Reproduce word for word the passage of the APSAC abstract between "Clinical effects and" and "acute myocardial infarction.", inclusive.

PROVIDED TEXT:
────

Clinical effects and kinetic properties of intravenous APSAC--anisoylated plasminogen-streptokinase activator complex (BRL 26921) in acute myocardial infarction.

Fifty patients with a first myocardial infarction presenting within 4 hours of the onset of symptoms were treated with intravenous anisoylated plasminogen-streptokinase activator complex (APSAC-BRL 26921). Vessel patency with good flow was documented in 88%. The left ventricular ejection fraction declined with the duration of symptoms before treatment (r = -0.53, P less than 0.001). The correlation persisted for the group with anterior infarction (r = -0.46, P less than 0.05) where the mean left ventricular ejection fraction prior to discharge from hospital was 36 +/- 9% compared to 49 +/- 7% for the group with inferior infarction. Reinfarction developed in 12% and mortality at 6 months for the whole group was 6%. A degree of systemic fibrinolysis did occur with a fall in mean plasma fibrinogen from 3.20 g/l to 1.08 g/l. A pharmacokinetic study was performed in six patients demonstrating a clearance half-life of fibrinolytic activity of 87.5 +/- 5.0 min. APSAC is an effective intravenous thrombolytic agent with a relatively long half-life of fibrinolytic activity.

────

STUDY MATERIAL:
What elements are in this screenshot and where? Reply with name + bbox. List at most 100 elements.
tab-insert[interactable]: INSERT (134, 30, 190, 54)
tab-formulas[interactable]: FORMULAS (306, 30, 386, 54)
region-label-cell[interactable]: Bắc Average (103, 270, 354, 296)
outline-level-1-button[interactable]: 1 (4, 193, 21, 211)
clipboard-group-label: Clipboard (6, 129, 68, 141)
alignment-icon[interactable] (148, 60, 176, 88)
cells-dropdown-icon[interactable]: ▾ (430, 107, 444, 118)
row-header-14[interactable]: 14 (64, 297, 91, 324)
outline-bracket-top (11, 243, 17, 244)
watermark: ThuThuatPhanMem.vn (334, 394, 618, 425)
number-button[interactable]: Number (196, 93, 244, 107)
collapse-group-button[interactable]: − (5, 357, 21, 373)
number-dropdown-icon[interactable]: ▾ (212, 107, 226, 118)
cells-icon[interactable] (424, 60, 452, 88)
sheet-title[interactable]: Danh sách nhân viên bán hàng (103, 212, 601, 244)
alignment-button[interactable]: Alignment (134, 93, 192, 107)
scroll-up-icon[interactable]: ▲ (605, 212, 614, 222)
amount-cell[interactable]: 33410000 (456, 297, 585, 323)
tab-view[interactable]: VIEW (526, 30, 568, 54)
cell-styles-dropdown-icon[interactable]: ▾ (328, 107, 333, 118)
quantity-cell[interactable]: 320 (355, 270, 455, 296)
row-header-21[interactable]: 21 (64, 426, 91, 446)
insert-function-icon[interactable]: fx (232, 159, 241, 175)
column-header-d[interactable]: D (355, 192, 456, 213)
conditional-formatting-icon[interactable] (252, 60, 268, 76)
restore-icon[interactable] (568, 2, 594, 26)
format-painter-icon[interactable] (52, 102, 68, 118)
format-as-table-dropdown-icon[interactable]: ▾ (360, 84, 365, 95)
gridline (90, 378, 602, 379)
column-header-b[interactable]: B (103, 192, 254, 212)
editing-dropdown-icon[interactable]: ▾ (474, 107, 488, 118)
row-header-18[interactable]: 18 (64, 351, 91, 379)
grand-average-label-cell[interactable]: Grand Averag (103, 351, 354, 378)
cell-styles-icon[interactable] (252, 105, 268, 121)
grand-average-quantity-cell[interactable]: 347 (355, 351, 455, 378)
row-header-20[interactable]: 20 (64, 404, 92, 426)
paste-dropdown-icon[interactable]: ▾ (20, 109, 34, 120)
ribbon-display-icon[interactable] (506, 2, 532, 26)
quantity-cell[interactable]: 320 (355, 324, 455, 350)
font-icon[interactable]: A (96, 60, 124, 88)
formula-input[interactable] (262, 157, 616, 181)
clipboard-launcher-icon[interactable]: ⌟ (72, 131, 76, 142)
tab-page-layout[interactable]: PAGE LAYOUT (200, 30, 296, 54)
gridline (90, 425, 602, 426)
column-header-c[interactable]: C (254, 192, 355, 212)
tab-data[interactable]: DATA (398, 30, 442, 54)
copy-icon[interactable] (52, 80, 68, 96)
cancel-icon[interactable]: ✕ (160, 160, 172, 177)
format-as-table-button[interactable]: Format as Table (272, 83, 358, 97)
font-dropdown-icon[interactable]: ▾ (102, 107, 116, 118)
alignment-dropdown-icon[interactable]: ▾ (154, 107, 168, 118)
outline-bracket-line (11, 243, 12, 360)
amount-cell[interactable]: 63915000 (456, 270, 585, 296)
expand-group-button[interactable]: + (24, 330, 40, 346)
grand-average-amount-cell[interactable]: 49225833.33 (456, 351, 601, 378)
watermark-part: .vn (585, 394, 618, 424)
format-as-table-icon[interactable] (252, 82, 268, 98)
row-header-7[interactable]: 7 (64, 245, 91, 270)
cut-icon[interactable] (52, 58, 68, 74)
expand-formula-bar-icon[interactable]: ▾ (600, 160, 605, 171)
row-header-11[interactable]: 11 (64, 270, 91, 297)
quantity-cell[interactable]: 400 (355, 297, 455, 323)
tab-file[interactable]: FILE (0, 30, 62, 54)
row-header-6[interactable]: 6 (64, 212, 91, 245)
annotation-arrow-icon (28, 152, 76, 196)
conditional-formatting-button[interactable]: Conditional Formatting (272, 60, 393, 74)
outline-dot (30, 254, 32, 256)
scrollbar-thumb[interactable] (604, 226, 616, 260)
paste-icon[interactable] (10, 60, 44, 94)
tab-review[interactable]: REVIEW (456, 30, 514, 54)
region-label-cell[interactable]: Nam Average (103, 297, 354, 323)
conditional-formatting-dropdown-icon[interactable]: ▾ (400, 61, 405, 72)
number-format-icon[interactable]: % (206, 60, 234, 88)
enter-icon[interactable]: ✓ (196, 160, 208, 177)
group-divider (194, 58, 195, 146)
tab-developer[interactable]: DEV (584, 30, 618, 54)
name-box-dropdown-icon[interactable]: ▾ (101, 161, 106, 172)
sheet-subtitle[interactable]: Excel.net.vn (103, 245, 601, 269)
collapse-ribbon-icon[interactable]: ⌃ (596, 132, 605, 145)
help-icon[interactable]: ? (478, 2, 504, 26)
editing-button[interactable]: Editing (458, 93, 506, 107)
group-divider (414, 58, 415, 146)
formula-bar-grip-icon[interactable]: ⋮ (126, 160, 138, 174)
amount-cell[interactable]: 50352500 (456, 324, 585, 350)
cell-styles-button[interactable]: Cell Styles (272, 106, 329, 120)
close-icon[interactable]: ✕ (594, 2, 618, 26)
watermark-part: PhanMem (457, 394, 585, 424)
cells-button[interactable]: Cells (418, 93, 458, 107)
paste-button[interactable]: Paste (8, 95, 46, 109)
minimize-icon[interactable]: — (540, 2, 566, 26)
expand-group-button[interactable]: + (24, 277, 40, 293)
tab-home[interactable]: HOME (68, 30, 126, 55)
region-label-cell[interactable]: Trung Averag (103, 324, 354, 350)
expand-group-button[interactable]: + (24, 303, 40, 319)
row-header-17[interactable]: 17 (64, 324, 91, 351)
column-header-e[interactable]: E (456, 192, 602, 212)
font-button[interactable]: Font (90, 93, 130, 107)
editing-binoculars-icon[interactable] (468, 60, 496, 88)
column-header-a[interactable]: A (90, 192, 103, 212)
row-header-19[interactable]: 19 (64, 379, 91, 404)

────

ANSWER BELOW:
Clinical effects and kinetic properties of intravenous APSAC--anisoylated plasminogen-streptokinase activator complex (BRL 26921) in acute myocardial infarction.